### WRITTEN INSTRUCTION
Write out every entry, unchanged. Skip any picture.

### Records from a data source
● ● ● ● ● ● ●

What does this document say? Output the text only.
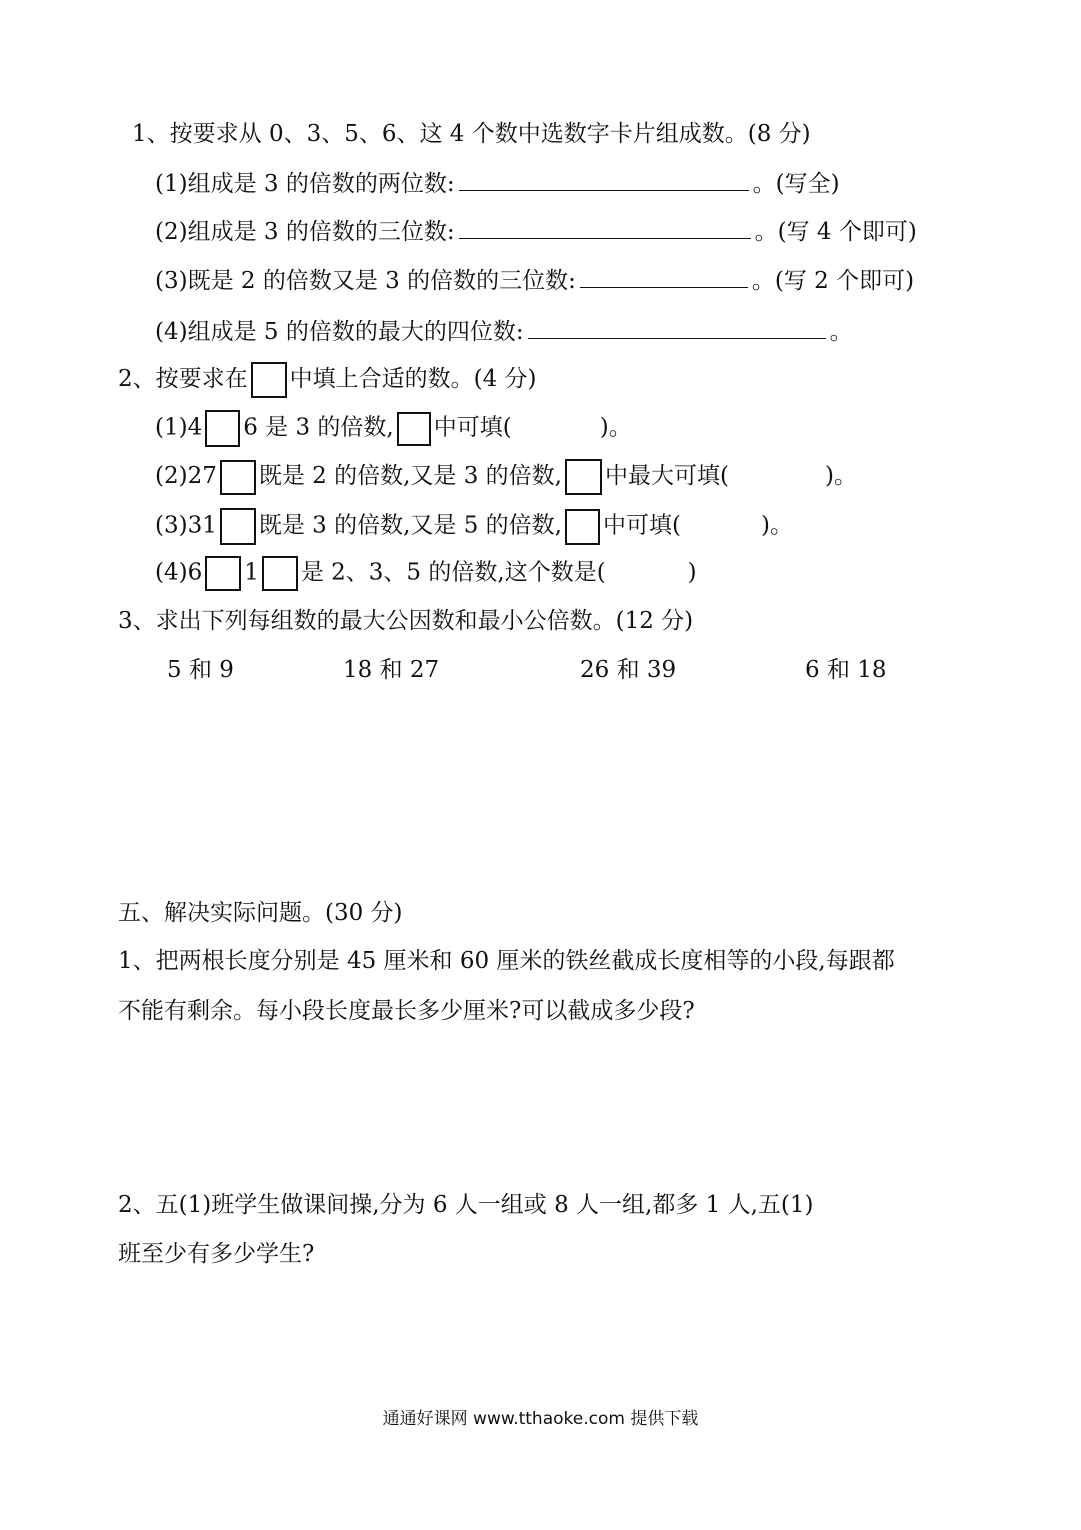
1、按要求从 0、3、5、6、这 4 个数中选数字卡片组成数。(8 分)
(1)组成是 3 的倍数的两位数:	。(写全)
(2)组成是 3 的倍数的三位数:	。(写 4 个即可)
(3)既是 2 的倍数又是 3 的倍数的三位数:	。(写 2 个即可)
(4)组成是 5 的倍数的最大的四位数:	。
2、按要求在 中填上合适的数。(4 分)
(1)4 6 是 3 的倍数, 中可填(	)。
(2)27 既是 2 的倍数,又是 3 的倍数, 中最大可填(	)。
(3)31 既是 3 的倍数,又是 5 的倍数, 中可填(	)。
(4)6 1 是 2、3、5 的倍数,这个数是(	)
3、求出下列每组数的最大公因数和最小公倍数。(12 分)
5 和 9	18 和 27	26 和 39	6 和 18
五、解决实际问题。(30 分)
1、把两根长度分别是 45 厘米和 60 厘米的铁丝截成长度相等的小段,每跟都
不能有剩余。每小段长度最长多少厘米?可以截成多少段?
2、五(1)班学生做课间操,分为 6 人一组或 8 人一组,都多 1 人,五(1)
班至少有多少学生?
通通好课网 www.tthaoke.com 提供下载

● ● ● ● ● ● ●

### EXERCISE RESULT
What does this document say? Output the text only.
1、按要求从 0、3、5、6、这 4 个数中选数字卡片组成数。(8 分)
(1)组成是 3 的倍数的两位数:	。(写全)
(2)组成是 3 的倍数的三位数:	。(写 4 个即可)
(3)既是 2 的倍数又是 3 的倍数的三位数:	。(写 2 个即可)
(4)组成是 5 的倍数的最大的四位数:	。
2、按要求在 中填上合适的数。(4 分)
(1)4 6 是 3 的倍数, 中可填(	)。
(2)27 既是 2 的倍数,又是 3 的倍数, 中最大可填(	)。
(3)31 既是 3 的倍数,又是 5 的倍数, 中可填(	)。
(4)6 1 是 2、3、5 的倍数,这个数是(	)
3、求出下列每组数的最大公因数和最小公倍数。(12 分)
5 和 9	18 和 27	26 和 39	6 和 18
五、解决实际问题。(30 分)
1、把两根长度分别是 45 厘米和 60 厘米的铁丝截成长度相等的小段,每跟都
不能有剩余。每小段长度最长多少厘米?可以截成多少段?
2、五(1)班学生做课间操,分为 6 人一组或 8 人一组,都多 1 人,五(1)
班至少有多少学生?
通通好课网 www.tthaoke.com 提供下载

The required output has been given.